> WORK TO BE COMPLETED: Print every line of the listing below verbatim, with nothing added or left out.

> RECORD EXCERPTS:
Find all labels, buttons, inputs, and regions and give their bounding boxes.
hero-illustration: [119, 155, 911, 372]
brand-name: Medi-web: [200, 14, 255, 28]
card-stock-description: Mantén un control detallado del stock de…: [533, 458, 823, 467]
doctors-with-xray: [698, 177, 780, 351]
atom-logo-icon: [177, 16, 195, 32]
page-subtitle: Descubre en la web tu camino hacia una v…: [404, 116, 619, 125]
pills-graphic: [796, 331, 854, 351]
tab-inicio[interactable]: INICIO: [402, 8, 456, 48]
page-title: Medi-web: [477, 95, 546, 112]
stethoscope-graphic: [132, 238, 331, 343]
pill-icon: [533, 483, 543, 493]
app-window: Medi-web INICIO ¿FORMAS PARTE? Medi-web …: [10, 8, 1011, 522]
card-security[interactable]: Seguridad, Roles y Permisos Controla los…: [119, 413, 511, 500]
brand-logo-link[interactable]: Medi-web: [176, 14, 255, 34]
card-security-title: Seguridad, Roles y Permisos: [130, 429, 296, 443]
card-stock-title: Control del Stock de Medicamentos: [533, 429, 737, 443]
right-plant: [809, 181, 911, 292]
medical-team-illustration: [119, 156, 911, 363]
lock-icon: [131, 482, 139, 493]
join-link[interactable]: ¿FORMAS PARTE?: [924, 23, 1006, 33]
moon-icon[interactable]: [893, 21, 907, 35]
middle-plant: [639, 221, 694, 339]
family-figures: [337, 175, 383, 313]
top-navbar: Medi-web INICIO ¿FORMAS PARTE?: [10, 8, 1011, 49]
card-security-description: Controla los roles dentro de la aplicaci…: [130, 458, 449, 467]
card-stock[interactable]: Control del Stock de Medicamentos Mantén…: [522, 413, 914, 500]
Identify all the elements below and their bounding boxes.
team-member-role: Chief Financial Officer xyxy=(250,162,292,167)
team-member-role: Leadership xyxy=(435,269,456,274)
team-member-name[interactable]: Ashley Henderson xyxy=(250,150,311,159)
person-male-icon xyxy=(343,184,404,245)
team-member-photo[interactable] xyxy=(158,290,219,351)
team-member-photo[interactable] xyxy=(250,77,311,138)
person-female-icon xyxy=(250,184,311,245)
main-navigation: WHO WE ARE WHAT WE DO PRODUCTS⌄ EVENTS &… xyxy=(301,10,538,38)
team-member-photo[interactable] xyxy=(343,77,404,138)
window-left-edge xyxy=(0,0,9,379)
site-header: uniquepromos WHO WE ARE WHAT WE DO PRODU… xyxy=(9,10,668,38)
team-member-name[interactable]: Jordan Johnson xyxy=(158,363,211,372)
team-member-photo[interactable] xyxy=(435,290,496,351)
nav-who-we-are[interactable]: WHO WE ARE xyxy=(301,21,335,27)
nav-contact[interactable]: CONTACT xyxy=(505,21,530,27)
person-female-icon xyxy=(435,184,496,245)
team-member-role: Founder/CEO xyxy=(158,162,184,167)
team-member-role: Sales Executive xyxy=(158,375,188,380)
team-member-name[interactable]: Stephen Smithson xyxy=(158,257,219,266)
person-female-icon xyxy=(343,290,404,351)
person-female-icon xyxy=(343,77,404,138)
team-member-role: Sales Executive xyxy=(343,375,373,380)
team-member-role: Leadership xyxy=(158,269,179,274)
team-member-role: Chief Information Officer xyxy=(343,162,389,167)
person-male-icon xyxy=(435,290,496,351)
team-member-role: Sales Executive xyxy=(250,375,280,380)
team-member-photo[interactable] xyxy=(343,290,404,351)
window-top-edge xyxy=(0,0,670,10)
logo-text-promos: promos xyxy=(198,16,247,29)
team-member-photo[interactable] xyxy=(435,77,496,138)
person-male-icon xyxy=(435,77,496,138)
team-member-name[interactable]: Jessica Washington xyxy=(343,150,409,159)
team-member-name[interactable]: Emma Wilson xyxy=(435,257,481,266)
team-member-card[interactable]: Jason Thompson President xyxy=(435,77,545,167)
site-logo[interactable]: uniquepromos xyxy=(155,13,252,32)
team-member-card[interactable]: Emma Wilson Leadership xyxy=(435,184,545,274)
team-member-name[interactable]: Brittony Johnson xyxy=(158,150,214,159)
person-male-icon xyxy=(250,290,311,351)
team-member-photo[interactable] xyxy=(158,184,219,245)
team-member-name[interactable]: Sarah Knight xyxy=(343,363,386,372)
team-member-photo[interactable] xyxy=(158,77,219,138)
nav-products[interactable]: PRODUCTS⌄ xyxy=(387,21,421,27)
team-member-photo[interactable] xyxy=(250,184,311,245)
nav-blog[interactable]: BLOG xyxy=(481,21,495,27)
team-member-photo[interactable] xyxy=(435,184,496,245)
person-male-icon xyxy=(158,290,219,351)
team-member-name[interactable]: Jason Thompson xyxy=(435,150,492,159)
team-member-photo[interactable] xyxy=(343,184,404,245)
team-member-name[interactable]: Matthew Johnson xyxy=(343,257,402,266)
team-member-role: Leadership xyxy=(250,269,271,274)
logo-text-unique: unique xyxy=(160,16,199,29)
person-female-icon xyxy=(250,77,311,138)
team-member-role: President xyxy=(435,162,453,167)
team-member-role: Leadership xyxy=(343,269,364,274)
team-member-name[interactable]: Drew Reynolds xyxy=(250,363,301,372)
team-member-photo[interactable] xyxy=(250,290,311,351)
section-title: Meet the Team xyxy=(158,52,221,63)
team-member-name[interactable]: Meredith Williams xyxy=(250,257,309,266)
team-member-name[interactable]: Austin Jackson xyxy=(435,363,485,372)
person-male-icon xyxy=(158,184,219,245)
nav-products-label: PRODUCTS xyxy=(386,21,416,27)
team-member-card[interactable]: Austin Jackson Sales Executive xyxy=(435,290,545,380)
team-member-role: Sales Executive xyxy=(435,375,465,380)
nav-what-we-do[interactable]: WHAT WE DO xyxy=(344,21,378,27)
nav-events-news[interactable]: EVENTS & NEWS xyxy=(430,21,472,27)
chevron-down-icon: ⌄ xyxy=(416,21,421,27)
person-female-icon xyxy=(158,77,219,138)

> FINAL ANSWER:
Find all labels, buttons, inputs, and regions and give their bounding boxes.
hero-illustration: [119, 155, 911, 372]
brand-name: Medi-web: [200, 14, 255, 28]
card-stock-description: Mantén un control detallado del stock de…: [533, 458, 823, 467]
doctors-with-xray: [698, 177, 780, 351]
atom-logo-icon: [177, 16, 195, 32]
page-subtitle: Descubre en la web tu camino hacia una v…: [404, 116, 619, 125]
pills-graphic: [796, 331, 854, 351]
tab-inicio[interactable]: INICIO: [402, 8, 456, 48]
page-title: Medi-web: [477, 95, 546, 112]
stethoscope-graphic: [132, 238, 331, 343]
pill-icon: [533, 483, 543, 493]
app-window: Medi-web INICIO ¿FORMAS PARTE? Medi-web …: [10, 8, 1011, 522]
card-security[interactable]: Seguridad, Roles y Permisos Controla los…: [119, 413, 511, 500]
brand-logo-link[interactable]: Medi-web: [176, 14, 255, 34]
card-security-title: Seguridad, Roles y Permisos: [130, 429, 296, 443]
card-stock-title: Control del Stock de Medicamentos: [533, 429, 737, 443]
right-plant: [809, 181, 911, 292]
medical-team-illustration: [119, 156, 911, 363]
lock-icon: [131, 482, 139, 493]
join-link[interactable]: ¿FORMAS PARTE?: [924, 23, 1006, 33]
moon-icon[interactable]: [893, 21, 907, 35]
middle-plant: [639, 221, 694, 339]
family-figures: [337, 175, 383, 313]
top-navbar: Medi-web INICIO ¿FORMAS PARTE?: [10, 8, 1011, 49]
card-security-description: Controla los roles dentro de la aplicaci…: [130, 458, 449, 467]
card-stock[interactable]: Control del Stock de Medicamentos Mantén…: [522, 413, 914, 500]
Identify all the elements below and their bounding boxes.
team-member-role: Chief Financial Officer xyxy=(250,162,292,167)
team-member-role: Leadership xyxy=(435,269,456,274)
team-member-name[interactable]: Ashley Henderson xyxy=(250,150,311,159)
person-male-icon xyxy=(343,184,404,245)
team-member-photo[interactable] xyxy=(158,290,219,351)
team-member-photo[interactable] xyxy=(250,77,311,138)
person-female-icon xyxy=(250,184,311,245)
main-navigation: WHO WE ARE WHAT WE DO PRODUCTS⌄ EVENTS &… xyxy=(301,10,538,38)
team-member-photo[interactable] xyxy=(343,77,404,138)
window-left-edge xyxy=(0,0,9,379)
site-header: uniquepromos WHO WE ARE WHAT WE DO PRODU… xyxy=(9,10,668,38)
team-member-name[interactable]: Jordan Johnson xyxy=(158,363,211,372)
team-member-photo[interactable] xyxy=(435,290,496,351)
nav-who-we-are[interactable]: WHO WE ARE xyxy=(301,21,335,27)
nav-contact[interactable]: CONTACT xyxy=(505,21,530,27)
person-female-icon xyxy=(435,184,496,245)
team-member-role: Founder/CEO xyxy=(158,162,184,167)
team-member-role: Sales Executive xyxy=(158,375,188,380)
team-member-name[interactable]: Stephen Smithson xyxy=(158,257,219,266)
person-female-icon xyxy=(343,290,404,351)
person-female-icon xyxy=(343,77,404,138)
team-member-role: Sales Executive xyxy=(343,375,373,380)
team-member-role: Leadership xyxy=(158,269,179,274)
team-member-role: Chief Information Officer xyxy=(343,162,389,167)
person-male-icon xyxy=(435,290,496,351)
team-member-role: Sales Executive xyxy=(250,375,280,380)
team-member-photo[interactable] xyxy=(343,290,404,351)
window-top-edge xyxy=(0,0,670,10)
logo-text-promos: promos xyxy=(198,16,247,29)
team-member-photo[interactable] xyxy=(435,77,496,138)
person-male-icon xyxy=(435,77,496,138)
team-member-name[interactable]: Jessica Washington xyxy=(343,150,409,159)
team-member-name[interactable]: Emma Wilson xyxy=(435,257,481,266)
team-member-card[interactable]: Jason Thompson President xyxy=(435,77,545,167)
site-logo[interactable]: uniquepromos xyxy=(155,13,252,32)
team-member-card[interactable]: Emma Wilson Leadership xyxy=(435,184,545,274)
team-member-name[interactable]: Brittony Johnson xyxy=(158,150,214,159)
person-male-icon xyxy=(250,290,311,351)
team-member-photo[interactable] xyxy=(158,184,219,245)
team-member-name[interactable]: Sarah Knight xyxy=(343,363,386,372)
team-member-photo[interactable] xyxy=(158,77,219,138)
nav-products[interactable]: PRODUCTS⌄ xyxy=(387,21,421,27)
team-member-photo[interactable] xyxy=(250,184,311,245)
nav-blog[interactable]: BLOG xyxy=(481,21,495,27)
team-member-photo[interactable] xyxy=(435,184,496,245)
person-male-icon xyxy=(158,290,219,351)
team-member-name[interactable]: Jason Thompson xyxy=(435,150,492,159)
team-member-photo[interactable] xyxy=(343,184,404,245)
team-member-name[interactable]: Matthew Johnson xyxy=(343,257,402,266)
team-member-role: Leadership xyxy=(250,269,271,274)
logo-text-unique: unique xyxy=(160,16,199,29)
person-female-icon xyxy=(250,77,311,138)
team-member-role: President xyxy=(435,162,453,167)
team-member-role: Leadership xyxy=(343,269,364,274)
team-member-name[interactable]: Drew Reynolds xyxy=(250,363,301,372)
team-member-photo[interactable] xyxy=(250,290,311,351)
section-title: Meet the Team xyxy=(158,52,221,63)
team-member-name[interactable]: Meredith Williams xyxy=(250,257,309,266)
team-member-name[interactable]: Austin Jackson xyxy=(435,363,485,372)
person-male-icon xyxy=(158,184,219,245)
nav-products-label: PRODUCTS xyxy=(386,21,416,27)
team-member-card[interactable]: Austin Jackson Sales Executive xyxy=(435,290,545,380)
team-member-role: Sales Executive xyxy=(435,375,465,380)
nav-what-we-do[interactable]: WHAT WE DO xyxy=(344,21,378,27)
nav-events-news[interactable]: EVENTS & NEWS xyxy=(430,21,472,27)
chevron-down-icon: ⌄ xyxy=(416,21,421,27)
person-female-icon xyxy=(158,77,219,138)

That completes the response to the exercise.